Die 65 Meisterwerke, die also als Pendants zu einzelnen Stücken des Städel im gesamten Museum dem jedwedem Partner zur Seite gehängt wurden, erzwingen einfach, daß man die Sammlung durchstreift und gleich beschließt, wiederzukommen und den Rest in Ruhe anzuschauen, wobei man beim nächsten Mal dann wiederum beschließt – den Rest ein andermal anzuschauen....Mal ehrlich. So lassen sich viele Wochen in höchstem Kunstgenuß im Städel verbringen und man hält sich dauernd im Sammlungsbereich auf, eigentlich Sinn eines Museums.

 

Warum das unsere Begeisterung erweckt, hat damit zu tun, daß so schön und einzigartig die großen Ausstellungen aller Museen und auch die des Städel sind, die mit MONET Besucherrekord erzielte, doch die eigene Sammlung immer zu kurz kommt. Da aber mit dem 200 Jahre Jubiläum doch gerade der Stifter, der Kaufmann und Kunstmäzen Johann Friedrich Städel geehrt werden soll, der am 15. März 1815 seine Sammlung durch Stiftung als Museum öffentlich machte, so ist es nachgerade eine kongruente Tat, die gesamte Sammlung zum Ziel einer Ausstellung zu machen, was automatisch passiert, wenn in den insgesamt vier Abteilungen des Hauses diese 65 herausragenden Gäste inmitten des meist zu wenig beachteten Alltags auch diesen zum Strahlen bringen. Uns auf jeden Fall ist es gleich so ergangen, daß wir bei der Suche nach den Stars, zu denen sich Stars gesellen, an ganz 'normalen' Bildern hängengeblieben sind. Aber das werden Sie selber merken. Jetzt zum Besuch der Gäste.

 

Und das ist die zweite Überraschung, die uns so gut gefällt, daß wir beschlossen, eine kleine Serie wie in einem Gästebuch zu machen und die Einzelpaarungen gesondert vorzustellen. Denn jetzt überwältigt uns erst einmal die kluge kunsthistorische Paarung der Bilder. Was ist denn ein Gast, was ist ein Partner, was ein Pendant eines Bildes? Da denkt man sofort an ein Ehepaar, an Mann und Frau als Doppelbildnisse oder wie beim berühmten Astronom von Vermeer an seinen Kollegen, den Geographen, der in Paris hängt und schon einmal zu Besuch in Frankfurt war, vice versa, unser Vermeer dafür auch in Paris. Man kann sich aber auch vorstellen, daß von Malern, die ein Motiv sehr häufig malten, nach Frankfurt dann ein zweites oder drittes Modell gekommen ist, aus dem Früh- oder dem Spätwerk. Da wäre Max Beckmann ein gutes Beispiel, der nicht nur so oft eine schwarze Katze ins Bild schmuggelte, deren wahre Bedeutung über die generelle als Wächter und Hüter immer noch nicht entschlüsselt ist, sondern ein wahrer Chronist der Stadt Frankfurt ist, in der er von 1915 bis 1933 länger lebte als in jeder anderen. Zum Frankfurter Bild des Mains mit dem Eisernen Steg von 1923 kommt sein Vorgängerbild vom Eisernen Steg, eine starke Komposition schräg über die Leinwand von 1922.

Ein Datenblock

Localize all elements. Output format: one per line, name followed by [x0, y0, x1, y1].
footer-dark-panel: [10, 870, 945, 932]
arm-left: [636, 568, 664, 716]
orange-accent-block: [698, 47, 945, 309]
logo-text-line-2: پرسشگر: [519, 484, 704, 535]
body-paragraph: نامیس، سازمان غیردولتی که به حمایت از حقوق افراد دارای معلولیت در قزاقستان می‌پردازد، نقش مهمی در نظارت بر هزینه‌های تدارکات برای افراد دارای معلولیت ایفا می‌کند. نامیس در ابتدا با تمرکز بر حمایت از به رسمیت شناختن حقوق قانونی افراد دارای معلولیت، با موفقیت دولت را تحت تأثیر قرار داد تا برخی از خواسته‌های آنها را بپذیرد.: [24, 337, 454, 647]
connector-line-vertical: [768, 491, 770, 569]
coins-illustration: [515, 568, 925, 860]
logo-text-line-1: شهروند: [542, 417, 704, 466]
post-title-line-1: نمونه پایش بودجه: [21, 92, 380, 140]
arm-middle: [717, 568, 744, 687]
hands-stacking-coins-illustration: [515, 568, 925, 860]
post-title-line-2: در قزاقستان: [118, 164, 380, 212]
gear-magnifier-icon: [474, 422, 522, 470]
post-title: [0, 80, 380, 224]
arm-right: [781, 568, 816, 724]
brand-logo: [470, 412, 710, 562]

● Aufgabe 1
An welchem Datum machte Johann Friedrich Städel laut dem Text über das Städel-Jubiläum seine Sammlung durch Stiftung als Museum öffentlich?
● Aufgabe 2
Setze den Text über das Städel-Jubiläum im Anschluss an seinen letzten Satz fort.
Die Einträge werden für die Bearbeitung nicht gebraucht.

● Ergebnis 1
Am 15. März 1815.

● Ergebnis 2
 

Eine andere Paarung bietet Otto Dix. Sein eindrucksvolles Familienbild von 1927 wird von seiner Frau Martha besucht, die Hugo Erfurth 1925 fotografierte, und heute in Köln hängt. Man kann an den Gästen auch die Kunstgeschichte verfolgen, wenn zwei Gemälde vor Jahrhunderten getrennt wurden und sich hier nun wiederfinden. Jan van Eyck wäre dafür ein gutes Beispiel. In Frankfurt hängt als Inkunabel das echte Kleinod der LUCCA-MADONNA von 1436/38, seit 1850 Eigentum des Städel. Ein Kult- und Einzelbild. Zwei Jahre früher malte er DIE VERKÜNDIGUNG AN MARIA, liebreizend und in der selben Meisterschaft und doch mit anderer Aussage, als Teil eines Triptychons, das heute in Washington hängt. Gleich will man anfangen mit Panofskys 'hidden symbolism', aber nein, das kommt noch.

 

Damenbesuch hat SIMONTTE VESPUCCI von Botticelli (1480-1485) von AURELIA. Die hat mit langem rotgelocktem Haar 1863/1873 der Präraffaelit Dante Gabriel Rossetti in England gemalt – beide idealtypische Schönen ihrer Zeit. Ganz andere Paarungen ergeben wiederum die Ansammlung von gleichen Sujets der „stillen leeren Zimmer“ von Vilhelm Hammershøi, worauf wir noch kommen.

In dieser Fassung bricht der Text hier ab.